JOB: Below are the records; reproduce all of them exactly but without any images.

ENTRIES SUPPLIED:

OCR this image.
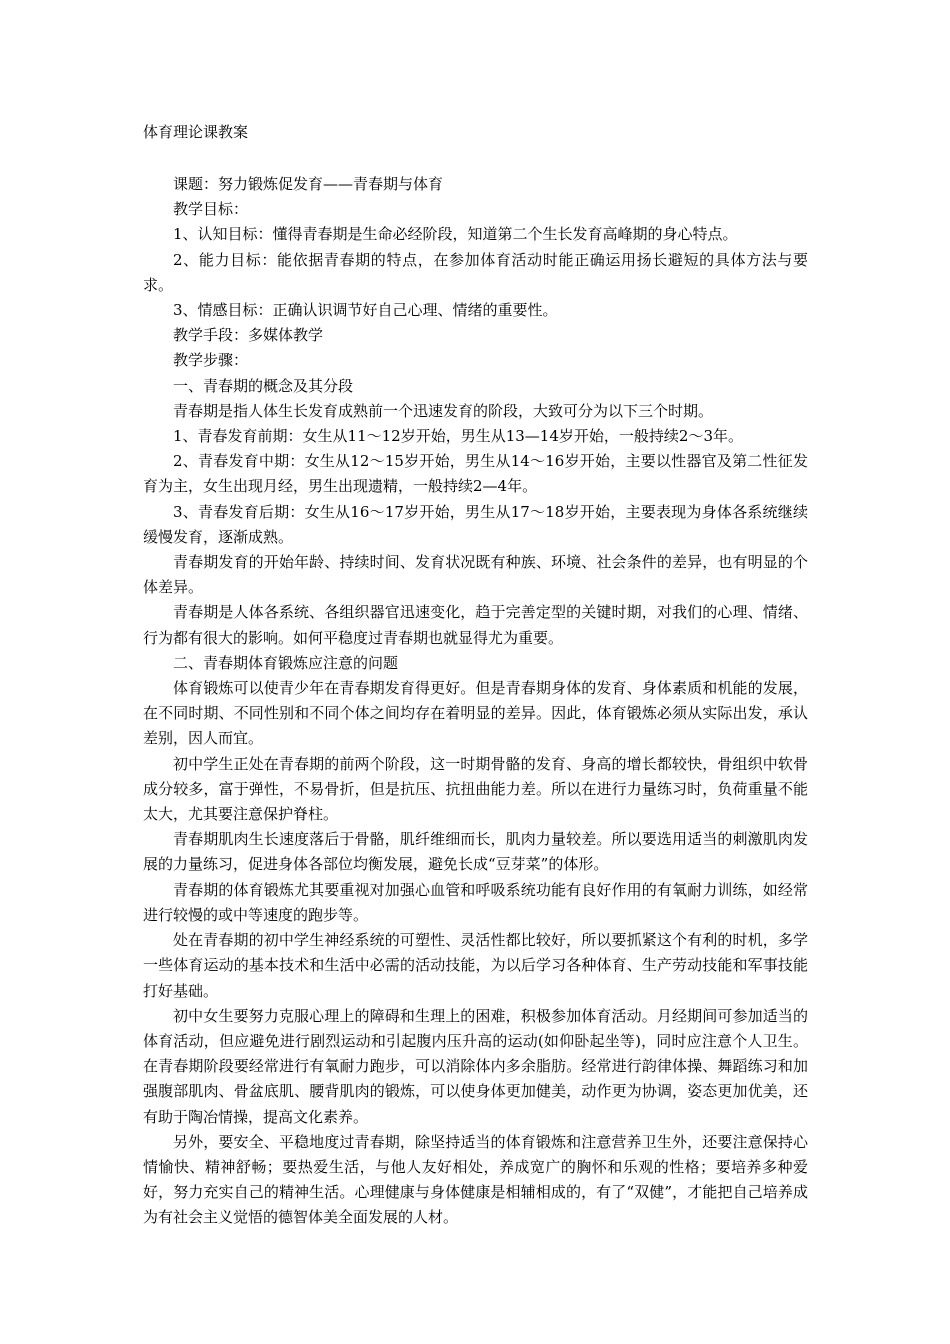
体育理论课教案

课题：努力锻炼促发育——青春期与体育

教学目标：

1、认知目标：懂得青春期是生命必经阶段，知道第二个生长发育高峰期的身心特点。

2、能力目标：能依据青春期的特点，在参加体育活动时能正确运用扬长避短的具体方法与要求。

3、情感目标：正确认识调节好自己心理、情绪的重要性。

教学手段：多媒体教学

教学步骤：

一、青春期的概念及其分段

青春期是指人体生长发育成熟前一个迅速发育的阶段，大致可分为以下三个时期。

1、青春发育前期：女生从11～12岁开始，男生从13—14岁开始，一般持续2～3年。

2、青春发育中期：女生从12～15岁开始，男生从14～16岁开始，主要以性器官及第二性征发育为主，女生出现月经，男生出现遗精，一般持续2—4年。

3、青春发育后期：女生从16～17岁开始，男生从17～18岁开始，主要表现为身体各系统继续缓慢发育，逐渐成熟。

青春期发育的开始年龄、持续时间、发育状况既有种族、环境、社会条件的差异，也有明显的个体差异。

青春期是人体各系统、各组织器官迅速变化，趋于完善定型的关键时期，对我们的心理、情绪、行为都有很大的影响。如何平稳度过青春期也就显得尤为重要。

二、青春期体育锻炼应注意的问题

体育锻炼可以使青少年在青春期发育得更好。但是青春期身体的发育、身体素质和机能的发展，在不同时期、不同性别和不同个体之间均存在着明显的差异。因此，体育锻炼必须从实际出发，承认差别，因人而宜。

初中学生正处在青春期的前两个阶段，这一时期骨骼的发育、身高的增长都较快，骨组织中软骨成分较多，富于弹性，不易骨折，但是抗压、抗扭曲能力差。所以在进行力量练习时，负荷重量不能太大，尤其要注意保护脊柱。

青春期肌肉生长速度落后于骨骼，肌纤维细而长，肌肉力量较差。所以要选用适当的刺激肌肉发展的力量练习，促进身体各部位均衡发展，避免长成“豆芽菜”的体形。

青春期的体育锻炼尤其要重视对加强心血管和呼吸系统功能有良好作用的有氧耐力训练，如经常进行较慢的或中等速度的跑步等。

处在青春期的初中学生神经系统的可塑性、灵活性都比较好，所以要抓紧这个有利的时机，多学一些体育运动的基本技术和生活中必需的活动技能，为以后学习各种体育、生产劳动技能和军事技能打好基础。

初中女生要努力克服心理上的障碍和生理上的困难，积极参加体育活动。月经期间可参加适当的体育活动，但应避免进行剧烈运动和引起腹内压升高的运动(如仰卧起坐等)，同时应注意个人卫生。在青春期阶段要经常进行有氧耐力跑步，可以消除体内多余脂肪。经常进行韵律体操、舞蹈练习和加强腹部肌肉、骨盆底肌、腰背肌肉的锻炼，可以使身体更加健美，动作更为协调，姿态更加优美，还有助于陶冶情操，提高文化素养。

另外，要安全、平稳地度过青春期，除坚持适当的体育锻炼和注意营养卫生外，还要注意保持心情愉快、精神舒畅；要热爱生活，与他人友好相处，养成宽广的胸怀和乐观的性格；要培养多种爱好，努力充实自己的精神生活。心理健康与身体健康是相辅相成的，有了“双健”，才能把自己培养成为有社会主义觉悟的德智体美全面发展的人材。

ANSWER TO THIS EXERCISE:
OCR this image.
体育理论课教案

课题：努力锻炼促发育——青春期与体育

教学目标：

1、认知目标：懂得青春期是生命必经阶段，知道第二个生长发育高峰期的身心特点。

2、能力目标：能依据青春期的特点，在参加体育活动时能正确运用扬长避短的具体方法与要求。

3、情感目标：正确认识调节好自己心理、情绪的重要性。

教学手段：多媒体教学

教学步骤：

一、青春期的概念及其分段

青春期是指人体生长发育成熟前一个迅速发育的阶段，大致可分为以下三个时期。

1、青春发育前期：女生从11～12岁开始，男生从13—14岁开始，一般持续2～3年。

2、青春发育中期：女生从12～15岁开始，男生从14～16岁开始，主要以性器官及第二性征发育为主，女生出现月经，男生出现遗精，一般持续2—4年。

3、青春发育后期：女生从16～17岁开始，男生从17～18岁开始，主要表现为身体各系统继续缓慢发育，逐渐成熟。

青春期发育的开始年龄、持续时间、发育状况既有种族、环境、社会条件的差异，也有明显的个体差异。

青春期是人体各系统、各组织器官迅速变化，趋于完善定型的关键时期，对我们的心理、情绪、行为都有很大的影响。如何平稳度过青春期也就显得尤为重要。

二、青春期体育锻炼应注意的问题

体育锻炼可以使青少年在青春期发育得更好。但是青春期身体的发育、身体素质和机能的发展，在不同时期、不同性别和不同个体之间均存在着明显的差异。因此，体育锻炼必须从实际出发，承认差别，因人而宜。

初中学生正处在青春期的前两个阶段，这一时期骨骼的发育、身高的增长都较快，骨组织中软骨成分较多，富于弹性，不易骨折，但是抗压、抗扭曲能力差。所以在进行力量练习时，负荷重量不能太大，尤其要注意保护脊柱。

青春期肌肉生长速度落后于骨骼，肌纤维细而长，肌肉力量较差。所以要选用适当的刺激肌肉发展的力量练习，促进身体各部位均衡发展，避免长成“豆芽菜”的体形。

青春期的体育锻炼尤其要重视对加强心血管和呼吸系统功能有良好作用的有氧耐力训练，如经常进行较慢的或中等速度的跑步等。

处在青春期的初中学生神经系统的可塑性、灵活性都比较好，所以要抓紧这个有利的时机，多学一些体育运动的基本技术和生活中必需的活动技能，为以后学习各种体育、生产劳动技能和军事技能打好基础。

初中女生要努力克服心理上的障碍和生理上的困难，积极参加体育活动。月经期间可参加适当的体育活动，但应避免进行剧烈运动和引起腹内压升高的运动(如仰卧起坐等)，同时应注意个人卫生。在青春期阶段要经常进行有氧耐力跑步，可以消除体内多余脂肪。经常进行韵律体操、舞蹈练习和加强腹部肌肉、骨盆底肌、腰背肌肉的锻炼，可以使身体更加健美，动作更为协调，姿态更加优美，还有助于陶冶情操，提高文化素养。

另外，要安全、平稳地度过青春期，除坚持适当的体育锻炼和注意营养卫生外，还要注意保持心情愉快、精神舒畅；要热爱生活，与他人友好相处，养成宽广的胸怀和乐观的性格；要培养多种爱好，努力充实自己的精神生活。心理健康与身体健康是相辅相成的，有了“双健”，才能把自己培养成为有社会主义觉悟的德智体美全面发展的人材。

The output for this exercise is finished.